> _Exercise directions_
Each record should be given back exactly, with none missing.

> _Recorded information_
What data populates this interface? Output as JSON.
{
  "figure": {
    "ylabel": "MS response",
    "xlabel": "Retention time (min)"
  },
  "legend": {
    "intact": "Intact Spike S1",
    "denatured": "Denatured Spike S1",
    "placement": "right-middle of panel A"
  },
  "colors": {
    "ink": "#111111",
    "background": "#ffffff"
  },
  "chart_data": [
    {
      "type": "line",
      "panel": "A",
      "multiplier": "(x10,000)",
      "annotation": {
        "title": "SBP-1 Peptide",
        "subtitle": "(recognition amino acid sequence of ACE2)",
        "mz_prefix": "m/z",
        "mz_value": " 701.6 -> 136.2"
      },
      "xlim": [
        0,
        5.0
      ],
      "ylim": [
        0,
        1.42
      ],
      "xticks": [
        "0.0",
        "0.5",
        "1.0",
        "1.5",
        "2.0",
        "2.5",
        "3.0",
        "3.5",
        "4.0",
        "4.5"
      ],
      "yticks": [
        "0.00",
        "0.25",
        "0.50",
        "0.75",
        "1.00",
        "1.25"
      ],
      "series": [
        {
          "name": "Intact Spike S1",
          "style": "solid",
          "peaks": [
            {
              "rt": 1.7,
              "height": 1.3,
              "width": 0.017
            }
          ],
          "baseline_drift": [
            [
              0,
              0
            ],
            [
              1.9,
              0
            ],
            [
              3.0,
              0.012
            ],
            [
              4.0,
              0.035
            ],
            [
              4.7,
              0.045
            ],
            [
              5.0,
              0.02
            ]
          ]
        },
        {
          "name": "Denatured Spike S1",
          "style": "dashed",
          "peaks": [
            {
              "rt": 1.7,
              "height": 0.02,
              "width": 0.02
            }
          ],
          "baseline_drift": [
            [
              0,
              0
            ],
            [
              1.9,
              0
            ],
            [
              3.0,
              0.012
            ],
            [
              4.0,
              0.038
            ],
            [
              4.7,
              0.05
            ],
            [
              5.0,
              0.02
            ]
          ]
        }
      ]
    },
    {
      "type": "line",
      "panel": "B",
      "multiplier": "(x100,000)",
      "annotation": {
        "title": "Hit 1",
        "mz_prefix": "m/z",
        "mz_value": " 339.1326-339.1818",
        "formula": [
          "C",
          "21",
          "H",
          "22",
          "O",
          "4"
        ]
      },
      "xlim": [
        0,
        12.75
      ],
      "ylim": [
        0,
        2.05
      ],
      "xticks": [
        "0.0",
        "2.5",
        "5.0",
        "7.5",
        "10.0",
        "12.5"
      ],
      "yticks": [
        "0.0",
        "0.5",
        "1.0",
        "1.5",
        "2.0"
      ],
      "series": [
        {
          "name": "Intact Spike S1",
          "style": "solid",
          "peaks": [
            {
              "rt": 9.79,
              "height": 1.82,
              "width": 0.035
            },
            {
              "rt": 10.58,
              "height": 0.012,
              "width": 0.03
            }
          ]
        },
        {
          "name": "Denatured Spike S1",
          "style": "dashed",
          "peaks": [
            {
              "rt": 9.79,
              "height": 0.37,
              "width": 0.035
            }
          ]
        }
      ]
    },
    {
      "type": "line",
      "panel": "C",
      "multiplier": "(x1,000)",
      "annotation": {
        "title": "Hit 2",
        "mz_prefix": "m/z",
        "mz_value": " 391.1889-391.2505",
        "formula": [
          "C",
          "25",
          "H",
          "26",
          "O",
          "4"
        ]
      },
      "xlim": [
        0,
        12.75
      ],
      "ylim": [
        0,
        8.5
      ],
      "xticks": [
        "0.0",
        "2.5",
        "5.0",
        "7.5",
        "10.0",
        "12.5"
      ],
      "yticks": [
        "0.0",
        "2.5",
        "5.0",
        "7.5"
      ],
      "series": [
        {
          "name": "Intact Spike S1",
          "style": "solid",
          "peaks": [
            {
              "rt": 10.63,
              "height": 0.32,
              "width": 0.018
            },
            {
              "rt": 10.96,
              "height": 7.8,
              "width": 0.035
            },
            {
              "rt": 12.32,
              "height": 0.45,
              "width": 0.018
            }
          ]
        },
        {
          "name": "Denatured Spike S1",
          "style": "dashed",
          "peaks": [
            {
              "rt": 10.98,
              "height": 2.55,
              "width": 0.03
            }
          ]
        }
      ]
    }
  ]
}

> _Solved problem_
What data populates this interface? Output as JSON.
{
  "figure": {
    "ylabel": "MS response",
    "xlabel": "Retention time (min)"
  },
  "legend": {
    "intact": "Intact Spike S1",
    "denatured": "Denatured Spike S1",
    "placement": "right-middle of panel A"
  },
  "colors": {
    "ink": "#111111",
    "background": "#ffffff"
  },
  "chart_data": [
    {
      "type": "line",
      "panel": "A",
      "multiplier": "(x10,000)",
      "annotation": {
        "title": "SBP-1 Peptide",
        "subtitle": "(recognition amino acid sequence of ACE2)",
        "mz_prefix": "m/z",
        "mz_value": " 701.6 -> 136.2"
      },
      "xlim": [
        0,
        5.0
      ],
      "ylim": [
        0,
        1.42
      ],
      "xticks": [
        "0.0",
        "0.5",
        "1.0",
        "1.5",
        "2.0",
        "2.5",
        "3.0",
        "3.5",
        "4.0",
        "4.5"
      ],
      "yticks": [
        "0.00",
        "0.25",
        "0.50",
        "0.75",
        "1.00",
        "1.25"
      ],
      "series": [
        {
          "name": "Intact Spike S1",
          "style": "solid",
          "peaks": [
            {
              "rt": 1.7,
              "height": 1.3,
              "width": 0.017
            }
          ],
          "baseline_drift": [
            [
              0,
              0
            ],
            [
              1.9,
              0
            ],
            [
              3.0,
              0.012
            ],
            [
              4.0,
              0.035
            ],
            [
              4.7,
              0.045
            ],
            [
              5.0,
              0.02
            ]
          ]
        },
        {
          "name": "Denatured Spike S1",
          "style": "dashed",
          "peaks": [
            {
              "rt": 1.7,
              "height": 0.02,
              "width": 0.02
            }
          ],
          "baseline_drift": [
            [
              0,
              0
            ],
            [
              1.9,
              0
            ],
            [
              3.0,
              0.012
            ],
            [
              4.0,
              0.038
            ],
            [
              4.7,
              0.05
            ],
            [
              5.0,
              0.02
            ]
          ]
        }
      ]
    },
    {
      "type": "line",
      "panel": "B",
      "multiplier": "(x100,000)",
      "annotation": {
        "title": "Hit 1",
        "mz_prefix": "m/z",
        "mz_value": " 339.1326-339.1818",
        "formula": [
          "C",
          "21",
          "H",
          "22",
          "O",
          "4"
        ]
      },
      "xlim": [
        0,
        12.75
      ],
      "ylim": [
        0,
        2.05
      ],
      "xticks": [
        "0.0",
        "2.5",
        "5.0",
        "7.5",
        "10.0",
        "12.5"
      ],
      "yticks": [
        "0.0",
        "0.5",
        "1.0",
        "1.5",
        "2.0"
      ],
      "series": [
        {
          "name": "Intact Spike S1",
          "style": "solid",
          "peaks": [
            {
              "rt": 9.79,
              "height": 1.82,
              "width": 0.035
            },
            {
              "rt": 10.58,
              "height": 0.012,
              "width": 0.03
            }
          ]
        },
        {
          "name": "Denatured Spike S1",
          "style": "dashed",
          "peaks": [
            {
              "rt": 9.79,
              "height": 0.37,
              "width": 0.035
            }
          ]
        }
      ]
    },
    {
      "type": "line",
      "panel": "C",
      "multiplier": "(x1,000)",
      "annotation": {
        "title": "Hit 2",
        "mz_prefix": "m/z",
        "mz_value": " 391.1889-391.2505",
        "formula": [
          "C",
          "25",
          "H",
          "26",
          "O",
          "4"
        ]
      },
      "xlim": [
        0,
        12.75
      ],
      "ylim": [
        0,
        8.5
      ],
      "xticks": [
        "0.0",
        "2.5",
        "5.0",
        "7.5",
        "10.0",
        "12.5"
      ],
      "yticks": [
        "0.0",
        "2.5",
        "5.0",
        "7.5"
      ],
      "series": [
        {
          "name": "Intact Spike S1",
          "style": "solid",
          "peaks": [
            {
              "rt": 10.63,
              "height": 0.32,
              "width": 0.018
            },
            {
              "rt": 10.96,
              "height": 7.8,
              "width": 0.035
            },
            {
              "rt": 12.32,
              "height": 0.45,
              "width": 0.018
            }
          ]
        },
        {
          "name": "Denatured Spike S1",
          "style": "dashed",
          "peaks": [
            {
              "rt": 10.98,
              "height": 2.55,
              "width": 0.03
            }
          ]
        }
      ]
    }
  ]
}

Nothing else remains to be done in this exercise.